- [Records provided]
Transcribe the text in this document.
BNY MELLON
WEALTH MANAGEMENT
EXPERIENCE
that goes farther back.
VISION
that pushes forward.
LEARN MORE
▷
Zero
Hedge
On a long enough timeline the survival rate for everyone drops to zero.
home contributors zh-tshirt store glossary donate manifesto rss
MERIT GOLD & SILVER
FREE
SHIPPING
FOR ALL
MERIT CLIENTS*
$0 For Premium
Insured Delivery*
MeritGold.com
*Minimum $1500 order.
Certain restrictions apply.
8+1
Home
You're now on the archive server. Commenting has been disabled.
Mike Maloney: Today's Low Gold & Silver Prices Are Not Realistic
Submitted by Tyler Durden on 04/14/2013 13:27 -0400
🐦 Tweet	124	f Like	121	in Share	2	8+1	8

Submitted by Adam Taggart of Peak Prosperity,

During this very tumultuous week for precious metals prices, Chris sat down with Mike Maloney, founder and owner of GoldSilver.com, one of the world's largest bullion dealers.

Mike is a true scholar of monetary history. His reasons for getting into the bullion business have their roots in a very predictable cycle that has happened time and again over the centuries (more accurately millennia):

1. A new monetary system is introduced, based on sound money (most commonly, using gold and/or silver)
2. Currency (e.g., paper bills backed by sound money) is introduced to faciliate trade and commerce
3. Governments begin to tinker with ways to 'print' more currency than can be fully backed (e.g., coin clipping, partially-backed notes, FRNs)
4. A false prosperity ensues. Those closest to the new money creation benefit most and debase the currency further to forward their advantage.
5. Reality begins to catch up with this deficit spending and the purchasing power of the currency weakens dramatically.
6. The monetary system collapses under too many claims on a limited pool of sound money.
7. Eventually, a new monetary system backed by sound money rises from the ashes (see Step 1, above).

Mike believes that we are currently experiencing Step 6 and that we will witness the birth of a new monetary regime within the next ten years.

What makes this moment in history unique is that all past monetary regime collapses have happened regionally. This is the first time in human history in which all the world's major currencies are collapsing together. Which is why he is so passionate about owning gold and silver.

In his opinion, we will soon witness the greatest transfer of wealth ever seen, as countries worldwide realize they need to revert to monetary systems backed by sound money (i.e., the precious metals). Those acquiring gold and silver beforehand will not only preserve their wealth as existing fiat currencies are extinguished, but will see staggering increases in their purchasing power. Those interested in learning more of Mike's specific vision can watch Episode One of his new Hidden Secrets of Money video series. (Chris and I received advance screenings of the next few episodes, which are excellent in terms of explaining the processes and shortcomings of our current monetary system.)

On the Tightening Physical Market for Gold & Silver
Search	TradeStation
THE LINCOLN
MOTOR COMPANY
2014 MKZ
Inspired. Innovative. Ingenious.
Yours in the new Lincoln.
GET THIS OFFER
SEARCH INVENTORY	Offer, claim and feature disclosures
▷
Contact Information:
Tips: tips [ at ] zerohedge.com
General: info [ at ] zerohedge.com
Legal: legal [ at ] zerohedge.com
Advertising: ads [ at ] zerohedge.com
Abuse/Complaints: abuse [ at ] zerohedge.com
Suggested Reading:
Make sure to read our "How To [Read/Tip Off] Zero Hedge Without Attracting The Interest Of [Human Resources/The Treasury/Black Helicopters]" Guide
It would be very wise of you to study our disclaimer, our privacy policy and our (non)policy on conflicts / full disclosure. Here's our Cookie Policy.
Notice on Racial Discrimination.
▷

- [Aim of the task] Of the lines in this material, state how many hold the string "Maloney". Write no other words.

- [Answer to this exercise] 2